→ **Request**: Pick out every line with the word "name" and copy it.

* start Dataset excerpts *

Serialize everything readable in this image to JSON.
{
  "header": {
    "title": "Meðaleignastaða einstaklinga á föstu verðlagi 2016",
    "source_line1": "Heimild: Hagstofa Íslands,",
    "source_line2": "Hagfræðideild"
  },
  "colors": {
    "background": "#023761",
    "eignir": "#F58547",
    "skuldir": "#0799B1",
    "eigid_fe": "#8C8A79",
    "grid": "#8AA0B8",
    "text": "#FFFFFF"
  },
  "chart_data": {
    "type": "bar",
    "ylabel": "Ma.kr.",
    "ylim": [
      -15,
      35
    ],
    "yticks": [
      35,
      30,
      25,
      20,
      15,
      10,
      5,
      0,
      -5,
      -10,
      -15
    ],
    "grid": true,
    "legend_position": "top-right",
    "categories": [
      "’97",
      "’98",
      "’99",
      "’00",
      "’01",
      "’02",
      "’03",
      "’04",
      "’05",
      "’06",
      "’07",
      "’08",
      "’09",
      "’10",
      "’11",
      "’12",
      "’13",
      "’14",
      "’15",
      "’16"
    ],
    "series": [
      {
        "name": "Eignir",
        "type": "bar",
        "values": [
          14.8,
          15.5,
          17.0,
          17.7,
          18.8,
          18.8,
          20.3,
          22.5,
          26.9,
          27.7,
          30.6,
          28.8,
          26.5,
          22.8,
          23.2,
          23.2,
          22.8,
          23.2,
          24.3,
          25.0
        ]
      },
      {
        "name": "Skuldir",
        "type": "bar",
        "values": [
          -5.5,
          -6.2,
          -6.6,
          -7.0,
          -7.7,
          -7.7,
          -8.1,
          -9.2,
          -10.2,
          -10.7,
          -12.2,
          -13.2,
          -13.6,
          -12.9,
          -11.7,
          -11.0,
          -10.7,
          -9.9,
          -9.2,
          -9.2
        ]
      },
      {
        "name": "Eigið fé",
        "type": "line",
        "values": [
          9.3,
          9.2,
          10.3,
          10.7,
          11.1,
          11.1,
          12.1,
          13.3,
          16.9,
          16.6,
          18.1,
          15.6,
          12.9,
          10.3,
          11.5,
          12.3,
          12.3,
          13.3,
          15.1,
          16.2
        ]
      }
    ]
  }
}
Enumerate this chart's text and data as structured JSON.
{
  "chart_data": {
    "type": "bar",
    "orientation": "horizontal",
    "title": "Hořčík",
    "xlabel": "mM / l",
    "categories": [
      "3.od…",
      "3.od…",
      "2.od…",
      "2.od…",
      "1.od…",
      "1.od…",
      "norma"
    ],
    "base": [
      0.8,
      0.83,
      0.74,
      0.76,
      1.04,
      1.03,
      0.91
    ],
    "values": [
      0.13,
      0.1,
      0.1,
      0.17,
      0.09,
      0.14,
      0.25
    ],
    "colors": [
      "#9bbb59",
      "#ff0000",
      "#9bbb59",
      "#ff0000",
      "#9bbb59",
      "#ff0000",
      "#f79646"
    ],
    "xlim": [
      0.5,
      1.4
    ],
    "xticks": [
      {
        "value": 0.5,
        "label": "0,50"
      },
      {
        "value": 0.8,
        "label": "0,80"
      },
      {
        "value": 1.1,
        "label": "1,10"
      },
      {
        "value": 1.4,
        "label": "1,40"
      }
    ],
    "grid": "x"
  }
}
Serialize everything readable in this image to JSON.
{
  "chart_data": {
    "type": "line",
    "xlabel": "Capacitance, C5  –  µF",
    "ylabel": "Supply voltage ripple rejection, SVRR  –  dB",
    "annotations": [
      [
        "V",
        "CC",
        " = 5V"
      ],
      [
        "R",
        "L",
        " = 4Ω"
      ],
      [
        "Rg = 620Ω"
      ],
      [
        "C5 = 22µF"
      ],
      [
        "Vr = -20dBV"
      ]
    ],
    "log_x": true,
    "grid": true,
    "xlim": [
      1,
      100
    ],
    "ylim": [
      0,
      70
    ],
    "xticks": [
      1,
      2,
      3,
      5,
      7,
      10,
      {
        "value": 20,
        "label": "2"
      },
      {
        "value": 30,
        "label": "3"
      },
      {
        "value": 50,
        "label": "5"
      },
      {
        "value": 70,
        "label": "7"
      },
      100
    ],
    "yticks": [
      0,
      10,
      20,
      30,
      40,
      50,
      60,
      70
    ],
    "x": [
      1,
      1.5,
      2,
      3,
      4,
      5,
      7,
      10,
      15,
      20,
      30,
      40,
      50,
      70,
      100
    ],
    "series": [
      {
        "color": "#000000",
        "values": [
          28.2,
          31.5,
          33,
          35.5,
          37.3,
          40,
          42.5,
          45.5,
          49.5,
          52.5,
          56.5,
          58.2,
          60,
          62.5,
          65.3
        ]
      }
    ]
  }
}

* end Dataset excerpts *

→ **Complete response**:
        "name": "Eignir",
        "name": "Skuldir",
        "name": "Eigið fé",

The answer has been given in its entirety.